**Extracted material:**

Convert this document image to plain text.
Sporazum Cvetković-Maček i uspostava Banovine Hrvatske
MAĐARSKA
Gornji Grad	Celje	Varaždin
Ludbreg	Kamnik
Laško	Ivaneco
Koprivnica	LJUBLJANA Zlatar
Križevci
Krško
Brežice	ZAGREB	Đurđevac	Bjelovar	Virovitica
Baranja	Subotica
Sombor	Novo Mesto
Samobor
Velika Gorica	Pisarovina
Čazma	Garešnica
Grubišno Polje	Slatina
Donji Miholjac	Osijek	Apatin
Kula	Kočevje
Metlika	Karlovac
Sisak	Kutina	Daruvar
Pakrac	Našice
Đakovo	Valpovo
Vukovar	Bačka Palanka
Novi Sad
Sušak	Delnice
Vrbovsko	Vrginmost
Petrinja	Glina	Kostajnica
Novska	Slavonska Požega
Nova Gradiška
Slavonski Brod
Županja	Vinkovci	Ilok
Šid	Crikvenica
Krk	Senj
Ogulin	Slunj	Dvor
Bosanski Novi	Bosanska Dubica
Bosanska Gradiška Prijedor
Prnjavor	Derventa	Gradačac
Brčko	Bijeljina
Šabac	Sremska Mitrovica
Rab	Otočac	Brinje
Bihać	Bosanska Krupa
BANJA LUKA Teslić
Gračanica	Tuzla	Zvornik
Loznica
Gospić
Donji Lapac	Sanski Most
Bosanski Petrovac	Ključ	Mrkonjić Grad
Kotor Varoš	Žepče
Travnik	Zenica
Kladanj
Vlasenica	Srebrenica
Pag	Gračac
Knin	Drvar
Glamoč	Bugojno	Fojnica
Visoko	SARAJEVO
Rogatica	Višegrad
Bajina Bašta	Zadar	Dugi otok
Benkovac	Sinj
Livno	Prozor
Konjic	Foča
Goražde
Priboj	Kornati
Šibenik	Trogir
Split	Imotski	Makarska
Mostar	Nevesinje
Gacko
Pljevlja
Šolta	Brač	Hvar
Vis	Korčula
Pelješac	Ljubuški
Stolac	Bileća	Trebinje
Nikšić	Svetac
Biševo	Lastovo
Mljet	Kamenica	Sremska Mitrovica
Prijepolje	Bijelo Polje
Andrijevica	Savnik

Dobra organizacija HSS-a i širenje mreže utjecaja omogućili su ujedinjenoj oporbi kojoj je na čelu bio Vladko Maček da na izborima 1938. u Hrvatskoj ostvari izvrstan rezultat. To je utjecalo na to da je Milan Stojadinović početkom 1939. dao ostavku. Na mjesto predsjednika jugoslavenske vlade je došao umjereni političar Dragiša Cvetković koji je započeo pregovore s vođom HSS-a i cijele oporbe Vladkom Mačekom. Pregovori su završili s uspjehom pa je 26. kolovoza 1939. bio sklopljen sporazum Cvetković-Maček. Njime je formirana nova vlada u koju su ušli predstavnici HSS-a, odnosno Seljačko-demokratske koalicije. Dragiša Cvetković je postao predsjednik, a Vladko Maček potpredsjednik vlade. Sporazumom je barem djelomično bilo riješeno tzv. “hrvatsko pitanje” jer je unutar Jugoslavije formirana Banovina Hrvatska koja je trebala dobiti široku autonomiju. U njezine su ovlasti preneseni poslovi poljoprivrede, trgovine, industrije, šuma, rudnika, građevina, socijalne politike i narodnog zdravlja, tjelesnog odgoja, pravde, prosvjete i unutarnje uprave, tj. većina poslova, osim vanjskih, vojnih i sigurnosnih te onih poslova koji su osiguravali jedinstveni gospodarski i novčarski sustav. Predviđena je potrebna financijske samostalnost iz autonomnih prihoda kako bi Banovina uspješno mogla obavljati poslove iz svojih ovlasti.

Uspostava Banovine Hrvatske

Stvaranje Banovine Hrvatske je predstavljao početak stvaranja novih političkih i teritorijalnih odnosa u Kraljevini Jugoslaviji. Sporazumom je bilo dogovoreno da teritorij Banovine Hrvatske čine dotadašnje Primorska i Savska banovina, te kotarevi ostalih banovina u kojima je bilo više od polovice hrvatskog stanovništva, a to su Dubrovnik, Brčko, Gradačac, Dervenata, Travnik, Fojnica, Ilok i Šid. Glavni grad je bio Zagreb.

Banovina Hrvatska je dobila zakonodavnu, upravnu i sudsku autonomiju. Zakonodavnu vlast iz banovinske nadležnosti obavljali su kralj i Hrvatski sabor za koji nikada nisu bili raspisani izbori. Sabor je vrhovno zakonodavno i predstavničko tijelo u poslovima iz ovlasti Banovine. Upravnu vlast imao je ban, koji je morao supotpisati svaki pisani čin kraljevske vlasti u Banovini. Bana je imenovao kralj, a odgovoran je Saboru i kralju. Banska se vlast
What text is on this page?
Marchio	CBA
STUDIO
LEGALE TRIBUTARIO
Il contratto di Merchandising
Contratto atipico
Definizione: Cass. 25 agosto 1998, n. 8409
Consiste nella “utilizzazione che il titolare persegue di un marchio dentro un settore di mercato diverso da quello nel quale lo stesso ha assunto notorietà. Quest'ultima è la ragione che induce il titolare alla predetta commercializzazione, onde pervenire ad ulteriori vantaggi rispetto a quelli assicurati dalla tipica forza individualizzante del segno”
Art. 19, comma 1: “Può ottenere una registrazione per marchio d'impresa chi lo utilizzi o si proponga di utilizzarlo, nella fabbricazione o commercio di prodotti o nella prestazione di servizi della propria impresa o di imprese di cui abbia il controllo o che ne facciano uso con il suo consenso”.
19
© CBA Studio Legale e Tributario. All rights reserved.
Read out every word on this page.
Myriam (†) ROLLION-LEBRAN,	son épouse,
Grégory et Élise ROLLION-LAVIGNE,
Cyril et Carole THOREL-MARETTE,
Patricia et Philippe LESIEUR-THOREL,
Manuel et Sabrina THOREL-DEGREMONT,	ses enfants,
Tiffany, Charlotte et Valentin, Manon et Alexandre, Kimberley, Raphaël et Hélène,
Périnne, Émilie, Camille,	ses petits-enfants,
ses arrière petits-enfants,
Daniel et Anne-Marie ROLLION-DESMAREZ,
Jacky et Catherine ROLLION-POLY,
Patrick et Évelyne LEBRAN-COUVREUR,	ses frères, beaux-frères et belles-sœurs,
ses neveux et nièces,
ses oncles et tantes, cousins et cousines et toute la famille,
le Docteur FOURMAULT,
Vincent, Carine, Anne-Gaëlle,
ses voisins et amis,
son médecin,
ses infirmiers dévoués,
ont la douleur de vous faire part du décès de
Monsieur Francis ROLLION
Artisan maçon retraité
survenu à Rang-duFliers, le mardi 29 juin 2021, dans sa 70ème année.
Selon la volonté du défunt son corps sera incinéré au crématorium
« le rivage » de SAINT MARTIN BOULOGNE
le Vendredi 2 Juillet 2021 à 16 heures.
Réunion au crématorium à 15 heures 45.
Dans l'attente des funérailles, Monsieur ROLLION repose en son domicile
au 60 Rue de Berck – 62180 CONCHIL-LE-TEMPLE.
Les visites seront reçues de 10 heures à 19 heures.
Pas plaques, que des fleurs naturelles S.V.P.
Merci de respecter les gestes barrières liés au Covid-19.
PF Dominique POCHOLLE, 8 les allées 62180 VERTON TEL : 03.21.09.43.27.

**What is required:** Every record above should be copied exactly.

**Expected answer:**
Convert this document image to plain text.
Sporazum Cvetković-Maček i uspostava Banovine Hrvatske
MAĐARSKA
Gornji Grad	Celje	Varaždin
Ludbreg	Kamnik
Laško	Ivaneco
Koprivnica	LJUBLJANA Zlatar
Križevci
Krško
Brežice	ZAGREB	Đurđevac	Bjelovar	Virovitica
Baranja	Subotica
Sombor	Novo Mesto
Samobor
Velika Gorica	Pisarovina
Čazma	Garešnica
Grubišno Polje	Slatina
Donji Miholjac	Osijek	Apatin
Kula	Kočevje
Metlika	Karlovac
Sisak	Kutina	Daruvar
Pakrac	Našice
Đakovo	Valpovo
Vukovar	Bačka Palanka
Novi Sad
Sušak	Delnice
Vrbovsko	Vrginmost
Petrinja	Glina	Kostajnica
Novska	Slavonska Požega
Nova Gradiška
Slavonski Brod
Županja	Vinkovci	Ilok
Šid	Crikvenica
Krk	Senj
Ogulin	Slunj	Dvor
Bosanski Novi	Bosanska Dubica
Bosanska Gradiška Prijedor
Prnjavor	Derventa	Gradačac
Brčko	Bijeljina
Šabac	Sremska Mitrovica
Rab	Otočac	Brinje
Bihać	Bosanska Krupa
BANJA LUKA Teslić
Gračanica	Tuzla	Zvornik
Loznica
Gospić
Donji Lapac	Sanski Most
Bosanski Petrovac	Ključ	Mrkonjić Grad
Kotor Varoš	Žepče
Travnik	Zenica
Kladanj
Vlasenica	Srebrenica
Pag	Gračac
Knin	Drvar
Glamoč	Bugojno	Fojnica
Visoko	SARAJEVO
Rogatica	Višegrad
Bajina Bašta	Zadar	Dugi otok
Benkovac	Sinj
Livno	Prozor
Konjic	Foča
Goražde
Priboj	Kornati
Šibenik	Trogir
Split	Imotski	Makarska
Mostar	Nevesinje
Gacko
Pljevlja
Šolta	Brač	Hvar
Vis	Korčula
Pelješac	Ljubuški
Stolac	Bileća	Trebinje
Nikšić	Svetac
Biševo	Lastovo
Mljet	Kamenica	Sremska Mitrovica
Prijepolje	Bijelo Polje
Andrijevica	Savnik

Dobra organizacija HSS-a i širenje mreže utjecaja omogućili su ujedinjenoj oporbi kojoj je na čelu bio Vladko Maček da na izborima 1938. u Hrvatskoj ostvari izvrstan rezultat. To je utjecalo na to da je Milan Stojadinović početkom 1939. dao ostavku. Na mjesto predsjednika jugoslavenske vlade je došao umjereni političar Dragiša Cvetković koji je započeo pregovore s vođom HSS-a i cijele oporbe Vladkom Mačekom. Pregovori su završili s uspjehom pa je 26. kolovoza 1939. bio sklopljen sporazum Cvetković-Maček. Njime je formirana nova vlada u koju su ušli predstavnici HSS-a, odnosno Seljačko-demokratske koalicije. Dragiša Cvetković je postao predsjednik, a Vladko Maček potpredsjednik vlade. Sporazumom je barem djelomično bilo riješeno tzv. “hrvatsko pitanje” jer je unutar Jugoslavije formirana Banovina Hrvatska koja je trebala dobiti široku autonomiju. U njezine su ovlasti preneseni poslovi poljoprivrede, trgovine, industrije, šuma, rudnika, građevina, socijalne politike i narodnog zdravlja, tjelesnog odgoja, pravde, prosvjete i unutarnje uprave, tj. većina poslova, osim vanjskih, vojnih i sigurnosnih te onih poslova koji su osiguravali jedinstveni gospodarski i novčarski sustav. Predviđena je potrebna financijske samostalnost iz autonomnih prihoda kako bi Banovina uspješno mogla obavljati poslove iz svojih ovlasti.

Uspostava Banovine Hrvatske

Stvaranje Banovine Hrvatske je predstavljao početak stvaranja novih političkih i teritorijalnih odnosa u Kraljevini Jugoslaviji. Sporazumom je bilo dogovoreno da teritorij Banovine Hrvatske čine dotadašnje Primorska i Savska banovina, te kotarevi ostalih banovina u kojima je bilo više od polovice hrvatskog stanovništva, a to su Dubrovnik, Brčko, Gradačac, Dervenata, Travnik, Fojnica, Ilok i Šid. Glavni grad je bio Zagreb.

Banovina Hrvatska je dobila zakonodavnu, upravnu i sudsku autonomiju. Zakonodavnu vlast iz banovinske nadležnosti obavljali su kralj i Hrvatski sabor za koji nikada nisu bili raspisani izbori. Sabor je vrhovno zakonodavno i predstavničko tijelo u poslovima iz ovlasti Banovine. Upravnu vlast imao je ban, koji je morao supotpisati svaki pisani čin kraljevske vlasti u Banovini. Bana je imenovao kralj, a odgovoran je Saboru i kralju. Banska se vlast
What text is on this page?
Marchio	CBA
STUDIO
LEGALE TRIBUTARIO
Il contratto di Merchandising
Contratto atipico
Definizione: Cass. 25 agosto 1998, n. 8409
Consiste nella “utilizzazione che il titolare persegue di un marchio dentro un settore di mercato diverso da quello nel quale lo stesso ha assunto notorietà. Quest'ultima è la ragione che induce il titolare alla predetta commercializzazione, onde pervenire ad ulteriori vantaggi rispetto a quelli assicurati dalla tipica forza individualizzante del segno”
Art. 19, comma 1: “Può ottenere una registrazione per marchio d'impresa chi lo utilizzi o si proponga di utilizzarlo, nella fabbricazione o commercio di prodotti o nella prestazione di servizi della propria impresa o di imprese di cui abbia il controllo o che ne facciano uso con il suo consenso”.
19
© CBA Studio Legale e Tributario. All rights reserved.
Read out every word on this page.
Myriam (†) ROLLION-LEBRAN,	son épouse,
Grégory et Élise ROLLION-LAVIGNE,
Cyril et Carole THOREL-MARETTE,
Patricia et Philippe LESIEUR-THOREL,
Manuel et Sabrina THOREL-DEGREMONT,	ses enfants,
Tiffany, Charlotte et Valentin, Manon et Alexandre, Kimberley, Raphaël et Hélène,
Périnne, Émilie, Camille,	ses petits-enfants,
ses arrière petits-enfants,
Daniel et Anne-Marie ROLLION-DESMAREZ,
Jacky et Catherine ROLLION-POLY,
Patrick et Évelyne LEBRAN-COUVREUR,	ses frères, beaux-frères et belles-sœurs,
ses neveux et nièces,
ses oncles et tantes, cousins et cousines et toute la famille,
le Docteur FOURMAULT,
Vincent, Carine, Anne-Gaëlle,
ses voisins et amis,
son médecin,
ses infirmiers dévoués,
ont la douleur de vous faire part du décès de
Monsieur Francis ROLLION
Artisan maçon retraité
survenu à Rang-duFliers, le mardi 29 juin 2021, dans sa 70ème année.
Selon la volonté du défunt son corps sera incinéré au crématorium
« le rivage » de SAINT MARTIN BOULOGNE
le Vendredi 2 Juillet 2021 à 16 heures.
Réunion au crématorium à 15 heures 45.
Dans l'attente des funérailles, Monsieur ROLLION repose en son domicile
au 60 Rue de Berck – 62180 CONCHIL-LE-TEMPLE.
Les visites seront reçues de 10 heures à 19 heures.
Pas plaques, que des fleurs naturelles S.V.P.
Merci de respecter les gestes barrières liés au Covid-19.
PF Dominique POCHOLLE, 8 les allées 62180 VERTON TEL : 03.21.09.43.27.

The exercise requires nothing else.